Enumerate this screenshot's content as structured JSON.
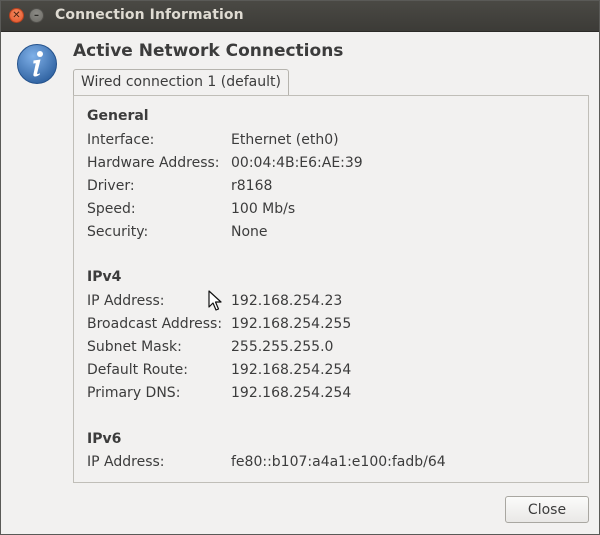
{
  "window": {
    "title": "Connection Information"
  },
  "heading": "Active Network Connections",
  "tab_label": "Wired connection 1 (default)",
  "sections": {
    "general": {
      "title": "General",
      "rows": [
        {
          "label": "Interface:",
          "value": "Ethernet (eth0)"
        },
        {
          "label": "Hardware Address:",
          "value": "00:04:4B:E6:AE:39"
        },
        {
          "label": "Driver:",
          "value": "r8168"
        },
        {
          "label": "Speed:",
          "value": "100 Mb/s"
        },
        {
          "label": "Security:",
          "value": "None"
        }
      ]
    },
    "ipv4": {
      "title": "IPv4",
      "rows": [
        {
          "label": "IP Address:",
          "value": "192.168.254.23"
        },
        {
          "label": "Broadcast Address:",
          "value": "192.168.254.255"
        },
        {
          "label": "Subnet Mask:",
          "value": "255.255.255.0"
        },
        {
          "label": "Default Route:",
          "value": "192.168.254.254"
        },
        {
          "label": "Primary DNS:",
          "value": "192.168.254.254"
        }
      ]
    },
    "ipv6": {
      "title": "IPv6",
      "rows": [
        {
          "label": "IP Address:",
          "value": "fe80::b107:a4a1:e100:fadb/64"
        }
      ]
    }
  },
  "buttons": {
    "close_label": "Close"
  },
  "icons": {
    "window_close": "close-icon",
    "window_minimize": "minimize-icon",
    "info": "info-icon",
    "cursor": "text-cursor-icon"
  },
  "colors": {
    "titlebar": "#3c3b37",
    "close_button": "#e3542b",
    "info_icon": "#3b73b9"
  }
}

◆ Work required ◆
Pictures in the records must not appear in the copy; transcribe everything else precisely.

◆ Reply ◆
Enumerate this screenshot's content as structured JSON.
{
  "window": {
    "title": "Connection Information"
  },
  "heading": "Active Network Connections",
  "tab_label": "Wired connection 1 (default)",
  "sections": {
    "general": {
      "title": "General",
      "rows": [
        {
          "label": "Interface:",
          "value": "Ethernet (eth0)"
        },
        {
          "label": "Hardware Address:",
          "value": "00:04:4B:E6:AE:39"
        },
        {
          "label": "Driver:",
          "value": "r8168"
        },
        {
          "label": "Speed:",
          "value": "100 Mb/s"
        },
        {
          "label": "Security:",
          "value": "None"
        }
      ]
    },
    "ipv4": {
      "title": "IPv4",
      "rows": [
        {
          "label": "IP Address:",
          "value": "192.168.254.23"
        },
        {
          "label": "Broadcast Address:",
          "value": "192.168.254.255"
        },
        {
          "label": "Subnet Mask:",
          "value": "255.255.255.0"
        },
        {
          "label": "Default Route:",
          "value": "192.168.254.254"
        },
        {
          "label": "Primary DNS:",
          "value": "192.168.254.254"
        }
      ]
    },
    "ipv6": {
      "title": "IPv6",
      "rows": [
        {
          "label": "IP Address:",
          "value": "fe80::b107:a4a1:e100:fadb/64"
        }
      ]
    }
  },
  "buttons": {
    "close_label": "Close"
  },
  "icons": {
    "window_close": "close-icon",
    "window_minimize": "minimize-icon",
    "info": "info-icon",
    "cursor": "text-cursor-icon"
  },
  "colors": {
    "titlebar": "#3c3b37",
    "close_button": "#e3542b",
    "info_icon": "#3b73b9"
  }
}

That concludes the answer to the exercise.